> Aim of the exercise: Turn everything from the line containing "What elements are" down to the line containing "y-tick-label: 4 [370,437,381,457]" into a numbered list, leaving out blank lines.

> Input rows:
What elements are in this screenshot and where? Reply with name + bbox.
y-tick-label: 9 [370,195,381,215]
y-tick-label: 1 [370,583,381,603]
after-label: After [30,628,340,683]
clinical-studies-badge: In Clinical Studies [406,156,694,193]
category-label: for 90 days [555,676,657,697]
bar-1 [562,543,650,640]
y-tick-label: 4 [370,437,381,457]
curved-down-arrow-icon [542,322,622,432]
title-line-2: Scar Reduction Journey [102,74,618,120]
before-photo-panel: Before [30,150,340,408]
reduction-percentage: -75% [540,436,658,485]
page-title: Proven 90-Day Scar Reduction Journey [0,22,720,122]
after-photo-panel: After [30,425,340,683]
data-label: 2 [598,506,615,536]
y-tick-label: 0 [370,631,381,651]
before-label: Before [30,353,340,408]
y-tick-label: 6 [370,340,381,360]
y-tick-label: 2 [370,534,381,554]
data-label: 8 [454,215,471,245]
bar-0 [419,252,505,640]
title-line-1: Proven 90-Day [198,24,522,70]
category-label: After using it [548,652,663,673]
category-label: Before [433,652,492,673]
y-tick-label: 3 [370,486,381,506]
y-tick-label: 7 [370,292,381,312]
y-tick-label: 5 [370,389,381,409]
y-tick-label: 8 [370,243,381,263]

--

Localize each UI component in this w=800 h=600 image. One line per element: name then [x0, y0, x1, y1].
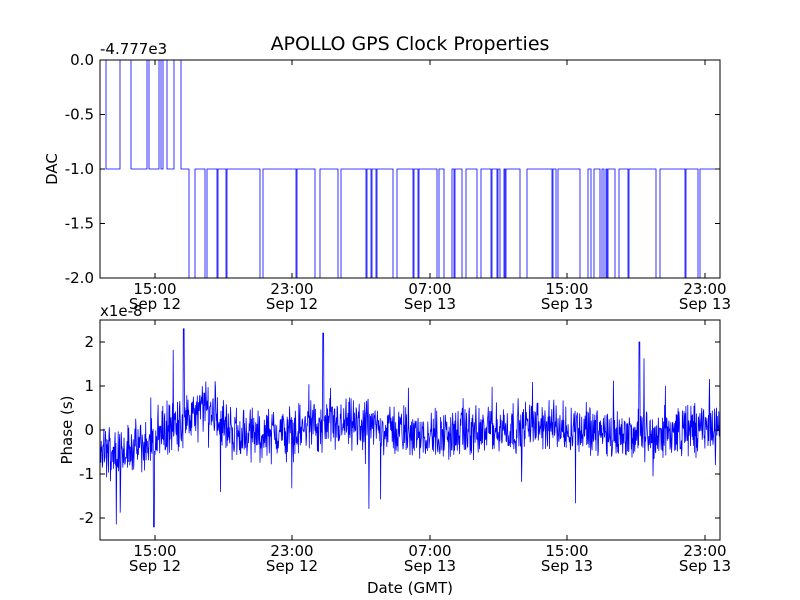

> Full answer:
1. What elements are in this screenshot and where? Reply with name + bbox.
2. y-tick-label: 9 [370,195,381,215]
3. y-tick-label: 1 [370,583,381,603]
4. after-label: After [30,628,340,683]
5. clinical-studies-badge: In Clinical Studies [406,156,694,193]
6. category-label: for 90 days [555,676,657,697]
7. bar-1 [562,543,650,640]
8. y-tick-label: 4 [370,437,381,457]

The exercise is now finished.